-- START ENTRIES SHOWN --
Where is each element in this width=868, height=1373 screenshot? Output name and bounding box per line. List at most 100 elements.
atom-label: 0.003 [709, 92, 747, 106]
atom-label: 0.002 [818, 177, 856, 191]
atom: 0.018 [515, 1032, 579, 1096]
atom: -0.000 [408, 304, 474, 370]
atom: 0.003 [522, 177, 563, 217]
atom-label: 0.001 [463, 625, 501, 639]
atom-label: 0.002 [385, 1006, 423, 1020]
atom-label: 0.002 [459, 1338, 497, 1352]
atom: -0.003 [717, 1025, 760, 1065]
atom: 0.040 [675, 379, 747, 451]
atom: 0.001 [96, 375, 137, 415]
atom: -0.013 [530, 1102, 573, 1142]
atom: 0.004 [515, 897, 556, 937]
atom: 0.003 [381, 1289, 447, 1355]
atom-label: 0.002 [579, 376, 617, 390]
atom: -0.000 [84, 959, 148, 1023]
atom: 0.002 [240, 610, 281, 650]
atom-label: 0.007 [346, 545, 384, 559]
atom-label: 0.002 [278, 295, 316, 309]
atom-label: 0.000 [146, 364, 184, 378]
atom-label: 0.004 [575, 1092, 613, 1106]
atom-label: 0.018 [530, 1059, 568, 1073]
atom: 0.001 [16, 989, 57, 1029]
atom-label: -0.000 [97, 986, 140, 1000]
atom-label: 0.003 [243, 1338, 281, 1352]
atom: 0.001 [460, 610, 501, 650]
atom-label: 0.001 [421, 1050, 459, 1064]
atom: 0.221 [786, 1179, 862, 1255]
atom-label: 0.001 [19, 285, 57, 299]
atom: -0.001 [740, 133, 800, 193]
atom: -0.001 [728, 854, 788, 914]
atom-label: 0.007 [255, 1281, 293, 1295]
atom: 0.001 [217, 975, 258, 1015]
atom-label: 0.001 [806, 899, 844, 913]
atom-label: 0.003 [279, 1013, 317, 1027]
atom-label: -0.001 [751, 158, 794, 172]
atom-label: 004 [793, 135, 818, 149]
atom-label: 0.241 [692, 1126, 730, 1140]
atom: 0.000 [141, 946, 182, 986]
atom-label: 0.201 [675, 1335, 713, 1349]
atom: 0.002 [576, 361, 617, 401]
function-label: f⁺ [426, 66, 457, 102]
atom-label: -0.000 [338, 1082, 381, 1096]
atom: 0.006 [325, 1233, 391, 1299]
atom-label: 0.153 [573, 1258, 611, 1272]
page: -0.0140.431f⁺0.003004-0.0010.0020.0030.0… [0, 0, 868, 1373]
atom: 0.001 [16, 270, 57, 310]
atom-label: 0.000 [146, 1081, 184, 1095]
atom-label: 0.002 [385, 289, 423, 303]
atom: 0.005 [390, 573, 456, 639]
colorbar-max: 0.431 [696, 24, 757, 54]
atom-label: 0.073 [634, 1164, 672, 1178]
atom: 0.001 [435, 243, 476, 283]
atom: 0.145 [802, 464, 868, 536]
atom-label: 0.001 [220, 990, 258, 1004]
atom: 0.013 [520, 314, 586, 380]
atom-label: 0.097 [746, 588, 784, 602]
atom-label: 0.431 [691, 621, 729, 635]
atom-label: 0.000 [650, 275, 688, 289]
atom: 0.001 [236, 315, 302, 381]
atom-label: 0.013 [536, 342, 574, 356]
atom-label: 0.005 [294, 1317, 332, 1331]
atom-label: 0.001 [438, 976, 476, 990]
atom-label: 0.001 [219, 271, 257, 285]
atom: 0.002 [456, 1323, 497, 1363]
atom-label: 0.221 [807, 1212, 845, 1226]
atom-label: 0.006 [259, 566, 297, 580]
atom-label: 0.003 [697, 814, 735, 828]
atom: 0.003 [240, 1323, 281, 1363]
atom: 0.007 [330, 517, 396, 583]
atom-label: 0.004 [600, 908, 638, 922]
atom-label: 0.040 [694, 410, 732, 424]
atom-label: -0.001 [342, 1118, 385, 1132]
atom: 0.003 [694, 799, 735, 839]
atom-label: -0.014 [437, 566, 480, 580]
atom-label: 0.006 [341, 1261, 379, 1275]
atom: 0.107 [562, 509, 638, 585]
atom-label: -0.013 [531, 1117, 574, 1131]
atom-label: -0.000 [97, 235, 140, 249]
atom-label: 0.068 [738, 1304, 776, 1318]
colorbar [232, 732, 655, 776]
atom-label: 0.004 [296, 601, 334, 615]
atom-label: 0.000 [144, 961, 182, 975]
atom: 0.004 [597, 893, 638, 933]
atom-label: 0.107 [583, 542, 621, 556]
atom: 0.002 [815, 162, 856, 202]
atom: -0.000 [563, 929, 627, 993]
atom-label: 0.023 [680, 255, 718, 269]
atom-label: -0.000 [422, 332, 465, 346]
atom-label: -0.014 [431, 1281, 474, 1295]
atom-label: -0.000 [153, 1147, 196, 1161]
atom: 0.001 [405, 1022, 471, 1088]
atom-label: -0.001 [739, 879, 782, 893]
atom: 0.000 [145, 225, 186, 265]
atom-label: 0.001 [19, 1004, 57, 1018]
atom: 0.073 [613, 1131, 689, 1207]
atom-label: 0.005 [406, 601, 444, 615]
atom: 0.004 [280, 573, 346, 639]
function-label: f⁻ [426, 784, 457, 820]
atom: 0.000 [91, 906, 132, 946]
-- END ENTRIES SHOWN --
» EXERCISE
Copy all of the material above line for line, keeping every character unchanged.

» SOLUTION TO THE PROBLEM
Where is each element in this width=868, height=1373 screenshot? Output name and bounding box per line. List at most 100 elements.
atom-label: 0.003 [709, 92, 747, 106]
atom-label: 0.002 [818, 177, 856, 191]
atom: 0.018 [515, 1032, 579, 1096]
atom: -0.000 [408, 304, 474, 370]
atom: 0.003 [522, 177, 563, 217]
atom-label: 0.001 [463, 625, 501, 639]
atom-label: 0.002 [385, 1006, 423, 1020]
atom-label: 0.002 [459, 1338, 497, 1352]
atom: -0.003 [717, 1025, 760, 1065]
atom: 0.040 [675, 379, 747, 451]
atom: 0.001 [96, 375, 137, 415]
atom: -0.013 [530, 1102, 573, 1142]
atom: 0.004 [515, 897, 556, 937]
atom: 0.003 [381, 1289, 447, 1355]
atom-label: 0.002 [579, 376, 617, 390]
atom: -0.000 [84, 959, 148, 1023]
atom: 0.002 [240, 610, 281, 650]
atom-label: 0.007 [346, 545, 384, 559]
atom-label: 0.002 [278, 295, 316, 309]
atom-label: 0.000 [146, 364, 184, 378]
atom-label: 0.004 [575, 1092, 613, 1106]
atom-label: 0.018 [530, 1059, 568, 1073]
atom: 0.001 [16, 989, 57, 1029]
atom-label: -0.000 [97, 986, 140, 1000]
atom-label: 0.003 [243, 1338, 281, 1352]
atom: 0.001 [460, 610, 501, 650]
atom-label: 0.001 [421, 1050, 459, 1064]
atom: 0.221 [786, 1179, 862, 1255]
atom-label: 0.001 [19, 285, 57, 299]
atom: -0.001 [740, 133, 800, 193]
atom: -0.001 [728, 854, 788, 914]
atom-label: 0.007 [255, 1281, 293, 1295]
atom: 0.001 [217, 975, 258, 1015]
atom-label: 0.001 [806, 899, 844, 913]
atom-label: 0.003 [279, 1013, 317, 1027]
atom-label: -0.001 [751, 158, 794, 172]
atom-label: 004 [793, 135, 818, 149]
atom-label: 0.241 [692, 1126, 730, 1140]
atom: 0.000 [141, 946, 182, 986]
atom-label: 0.201 [675, 1335, 713, 1349]
atom: 0.002 [576, 361, 617, 401]
function-label: f⁺ [426, 66, 457, 102]
atom-label: -0.000 [338, 1082, 381, 1096]
atom: 0.006 [325, 1233, 391, 1299]
atom-label: 0.153 [573, 1258, 611, 1272]
page: -0.0140.431f⁺0.003004-0.0010.0020.0030.0… [0, 0, 868, 1373]
atom: 0.001 [16, 270, 57, 310]
atom-label: 0.000 [146, 1081, 184, 1095]
atom-label: 0.002 [385, 289, 423, 303]
atom: 0.005 [390, 573, 456, 639]
colorbar-max: 0.431 [696, 24, 757, 54]
atom-label: 0.073 [634, 1164, 672, 1178]
atom: 0.001 [435, 243, 476, 283]
atom: 0.145 [802, 464, 868, 536]
atom-label: 0.001 [220, 990, 258, 1004]
atom: 0.013 [520, 314, 586, 380]
atom-label: 0.097 [746, 588, 784, 602]
atom-label: 0.431 [691, 621, 729, 635]
atom-label: 0.000 [650, 275, 688, 289]
atom: 0.001 [236, 315, 302, 381]
atom-label: 0.013 [536, 342, 574, 356]
atom-label: 0.005 [294, 1317, 332, 1331]
atom-label: 0.001 [438, 976, 476, 990]
atom-label: 0.001 [219, 271, 257, 285]
atom: 0.002 [456, 1323, 497, 1363]
atom-label: 0.221 [807, 1212, 845, 1226]
atom-label: 0.006 [259, 566, 297, 580]
atom-label: 0.003 [697, 814, 735, 828]
atom: 0.003 [240, 1323, 281, 1363]
atom: 0.007 [330, 517, 396, 583]
atom-label: 0.004 [600, 908, 638, 922]
atom-label: 0.040 [694, 410, 732, 424]
atom-label: -0.001 [342, 1118, 385, 1132]
atom: 0.003 [694, 799, 735, 839]
atom-label: -0.014 [437, 566, 480, 580]
atom-label: 0.006 [341, 1261, 379, 1275]
atom: 0.107 [562, 509, 638, 585]
atom-label: -0.013 [531, 1117, 574, 1131]
atom-label: -0.000 [97, 235, 140, 249]
atom-label: 0.068 [738, 1304, 776, 1318]
colorbar [232, 732, 655, 776]
atom-label: 0.004 [296, 601, 334, 615]
atom-label: 0.000 [144, 961, 182, 975]
atom: 0.004 [597, 893, 638, 933]
atom-label: 0.107 [583, 542, 621, 556]
atom: 0.002 [815, 162, 856, 202]
atom: -0.000 [563, 929, 627, 993]
atom-label: 0.023 [680, 255, 718, 269]
atom-label: -0.000 [422, 332, 465, 346]
atom-label: -0.014 [431, 1281, 474, 1295]
atom-label: -0.000 [153, 1147, 196, 1161]
atom: 0.001 [405, 1022, 471, 1088]
atom-label: -0.001 [739, 879, 782, 893]
atom: 0.000 [145, 225, 186, 265]
atom-label: 0.001 [19, 1004, 57, 1018]
atom: 0.073 [613, 1131, 689, 1207]
atom-label: 0.005 [406, 601, 444, 615]
atom: 0.004 [280, 573, 346, 639]
function-label: f⁻ [426, 784, 457, 820]
atom: 0.000 [91, 906, 132, 946]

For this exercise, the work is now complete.